↓↓↓

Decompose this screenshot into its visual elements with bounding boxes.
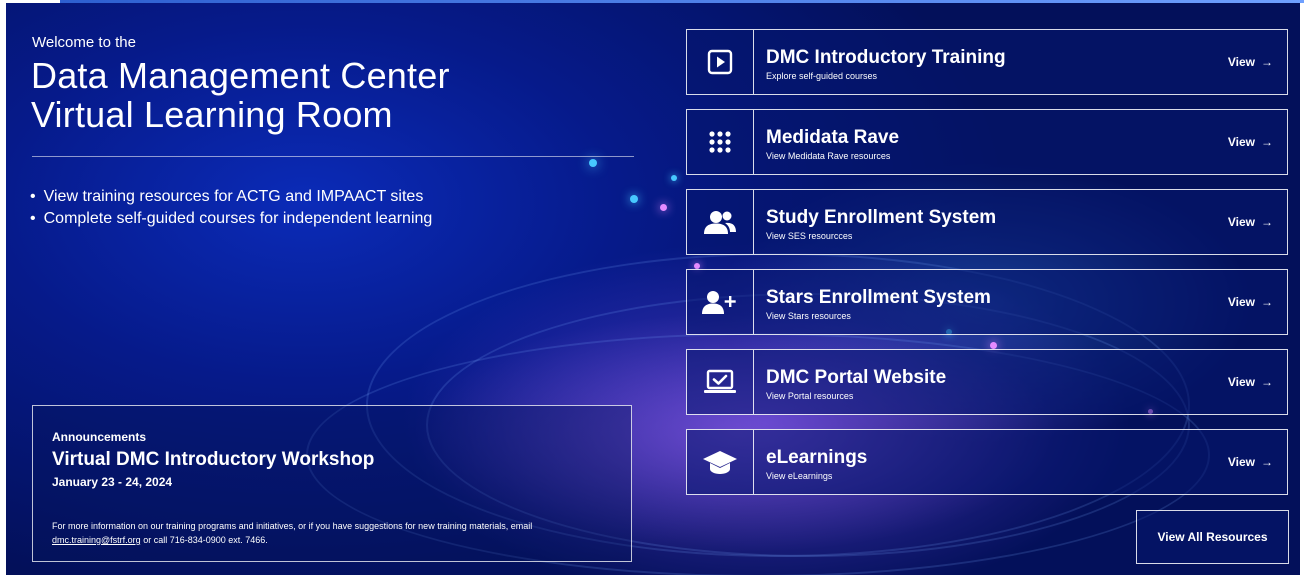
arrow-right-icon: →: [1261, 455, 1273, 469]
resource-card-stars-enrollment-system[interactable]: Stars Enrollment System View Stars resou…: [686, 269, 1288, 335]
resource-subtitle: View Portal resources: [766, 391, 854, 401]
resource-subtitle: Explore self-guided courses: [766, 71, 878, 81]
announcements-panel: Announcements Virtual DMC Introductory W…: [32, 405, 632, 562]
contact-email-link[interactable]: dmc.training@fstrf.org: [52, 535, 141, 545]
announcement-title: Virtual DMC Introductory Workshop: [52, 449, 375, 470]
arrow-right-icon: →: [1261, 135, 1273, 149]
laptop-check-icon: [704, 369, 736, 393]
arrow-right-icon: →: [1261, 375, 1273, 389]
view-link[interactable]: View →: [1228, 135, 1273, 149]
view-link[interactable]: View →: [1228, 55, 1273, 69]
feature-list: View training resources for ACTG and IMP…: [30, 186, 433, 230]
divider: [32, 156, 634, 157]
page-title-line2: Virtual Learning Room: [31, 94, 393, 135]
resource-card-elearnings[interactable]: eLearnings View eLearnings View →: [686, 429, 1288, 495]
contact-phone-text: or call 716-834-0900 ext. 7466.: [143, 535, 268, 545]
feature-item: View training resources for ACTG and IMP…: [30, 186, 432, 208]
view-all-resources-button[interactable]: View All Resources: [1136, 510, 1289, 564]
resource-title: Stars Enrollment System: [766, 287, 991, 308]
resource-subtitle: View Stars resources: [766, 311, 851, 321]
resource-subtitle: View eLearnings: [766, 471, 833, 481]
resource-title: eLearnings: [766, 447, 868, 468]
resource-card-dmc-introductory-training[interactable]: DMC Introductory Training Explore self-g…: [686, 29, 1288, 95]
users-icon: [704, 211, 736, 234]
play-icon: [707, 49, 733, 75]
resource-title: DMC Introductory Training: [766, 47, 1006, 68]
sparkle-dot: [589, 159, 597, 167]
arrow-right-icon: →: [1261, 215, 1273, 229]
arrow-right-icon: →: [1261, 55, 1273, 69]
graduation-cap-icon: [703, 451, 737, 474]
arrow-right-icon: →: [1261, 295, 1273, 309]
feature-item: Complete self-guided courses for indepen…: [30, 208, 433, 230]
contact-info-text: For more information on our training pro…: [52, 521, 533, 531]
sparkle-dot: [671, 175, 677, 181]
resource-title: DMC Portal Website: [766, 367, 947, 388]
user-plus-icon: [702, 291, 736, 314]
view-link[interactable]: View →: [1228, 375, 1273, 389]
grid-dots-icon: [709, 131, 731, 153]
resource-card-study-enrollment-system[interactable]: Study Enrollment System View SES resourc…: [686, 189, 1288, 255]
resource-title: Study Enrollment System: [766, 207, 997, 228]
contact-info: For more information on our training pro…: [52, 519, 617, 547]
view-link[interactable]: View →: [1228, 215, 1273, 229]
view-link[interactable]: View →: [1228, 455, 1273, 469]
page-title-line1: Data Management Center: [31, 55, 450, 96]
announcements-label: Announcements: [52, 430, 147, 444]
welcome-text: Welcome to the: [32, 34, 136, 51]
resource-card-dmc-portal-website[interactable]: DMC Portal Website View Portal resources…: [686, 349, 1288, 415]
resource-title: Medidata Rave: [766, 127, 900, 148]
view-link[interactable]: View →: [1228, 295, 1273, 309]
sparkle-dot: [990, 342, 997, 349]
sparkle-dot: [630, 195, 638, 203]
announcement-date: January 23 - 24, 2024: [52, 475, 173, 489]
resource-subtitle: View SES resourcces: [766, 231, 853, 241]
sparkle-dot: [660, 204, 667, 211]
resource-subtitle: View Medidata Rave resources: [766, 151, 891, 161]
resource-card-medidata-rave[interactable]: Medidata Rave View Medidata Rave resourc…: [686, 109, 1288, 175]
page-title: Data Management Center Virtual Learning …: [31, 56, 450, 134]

↑↑↑
↓↓↓

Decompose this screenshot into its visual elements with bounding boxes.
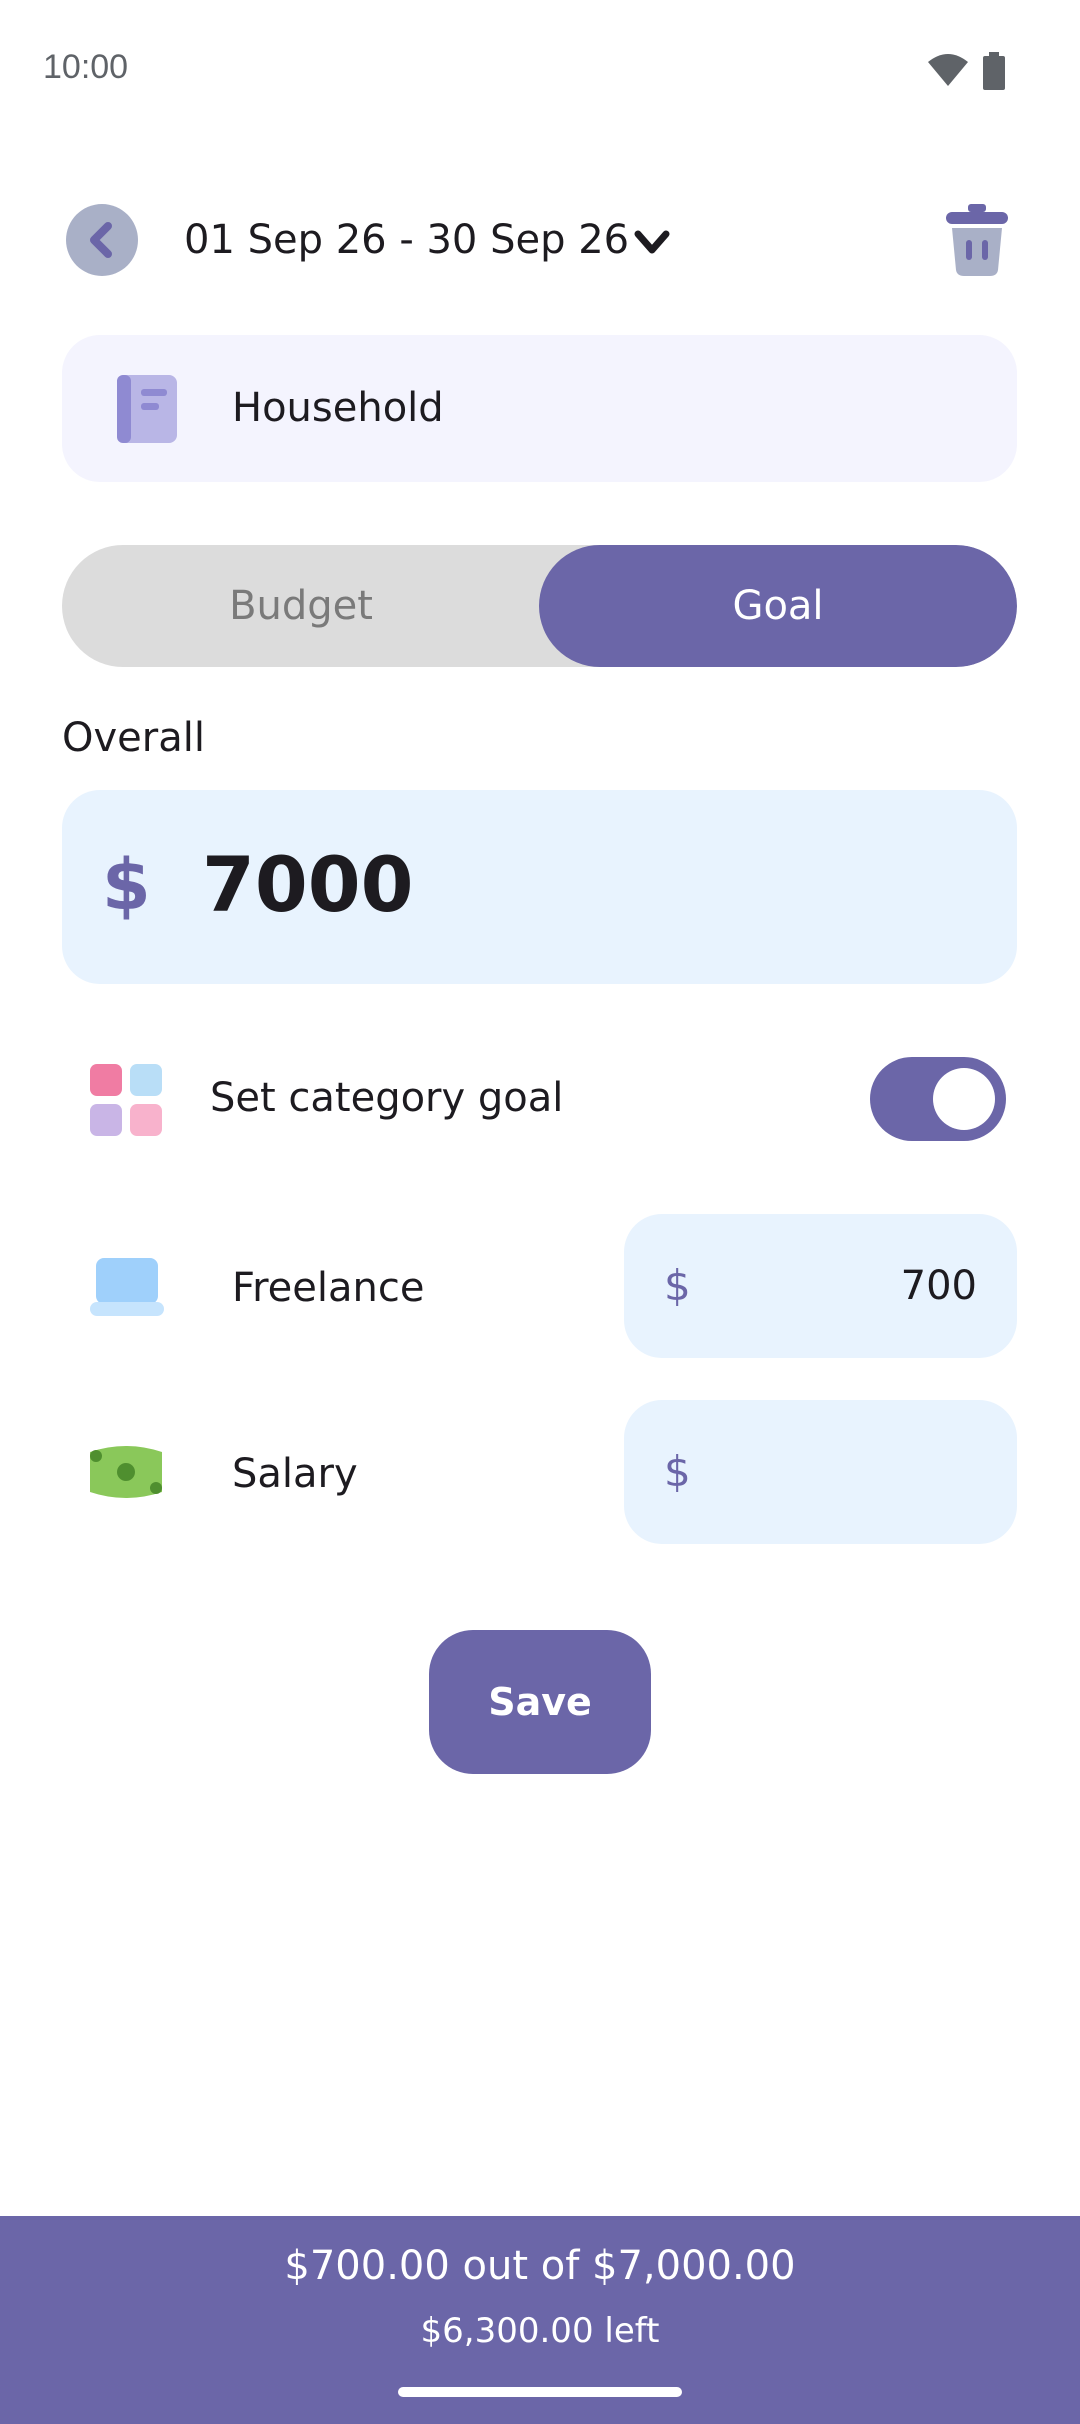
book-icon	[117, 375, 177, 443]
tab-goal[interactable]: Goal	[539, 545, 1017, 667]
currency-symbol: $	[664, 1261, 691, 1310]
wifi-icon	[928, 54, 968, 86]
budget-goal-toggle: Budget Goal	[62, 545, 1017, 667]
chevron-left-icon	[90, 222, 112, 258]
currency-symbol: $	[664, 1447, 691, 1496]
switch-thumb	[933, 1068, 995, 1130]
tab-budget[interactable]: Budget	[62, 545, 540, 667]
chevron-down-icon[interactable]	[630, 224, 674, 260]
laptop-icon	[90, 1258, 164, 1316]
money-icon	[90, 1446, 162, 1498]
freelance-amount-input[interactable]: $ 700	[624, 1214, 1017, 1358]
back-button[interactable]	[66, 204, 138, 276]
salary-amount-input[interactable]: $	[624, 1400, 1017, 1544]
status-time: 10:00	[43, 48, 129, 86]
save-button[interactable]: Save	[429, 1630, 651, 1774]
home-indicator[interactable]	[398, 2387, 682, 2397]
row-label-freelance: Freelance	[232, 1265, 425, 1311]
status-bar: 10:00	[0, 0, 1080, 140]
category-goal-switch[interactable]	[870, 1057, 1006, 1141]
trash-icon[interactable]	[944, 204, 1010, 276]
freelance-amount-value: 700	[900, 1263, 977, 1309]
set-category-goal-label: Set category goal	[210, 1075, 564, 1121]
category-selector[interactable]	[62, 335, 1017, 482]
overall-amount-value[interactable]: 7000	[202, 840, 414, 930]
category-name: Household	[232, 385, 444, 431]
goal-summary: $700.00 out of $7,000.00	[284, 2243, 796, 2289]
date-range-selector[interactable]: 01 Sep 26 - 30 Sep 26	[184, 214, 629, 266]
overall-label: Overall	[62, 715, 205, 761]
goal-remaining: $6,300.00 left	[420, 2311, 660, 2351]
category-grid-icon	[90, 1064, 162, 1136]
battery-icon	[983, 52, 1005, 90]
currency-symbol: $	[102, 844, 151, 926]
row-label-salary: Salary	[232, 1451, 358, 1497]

↑↑↑

- **What you are asked to do**:
Set out the rows as a numbered list with no blank lines, starting at the row that contains "arrow-right-icon: →: [1261, 455, 1273, 469]" and ending at the row that contains "announcements-panel: Announcements Virtual", both included.

- **Solution for this problem**:
1. arrow-right-icon: →: [1261, 455, 1273, 469]
2. resource-card-stars-enrollment-system[interactable]: Stars Enrollment System View Stars resou…: [686, 269, 1288, 335]
3. resource-subtitle: View Portal resources: [766, 391, 854, 401]
4. resource-subtitle: Explore self-guided courses: [766, 71, 878, 81]
5. announcements-panel: Announcements Virtual DMC Introductory W…: [32, 405, 632, 562]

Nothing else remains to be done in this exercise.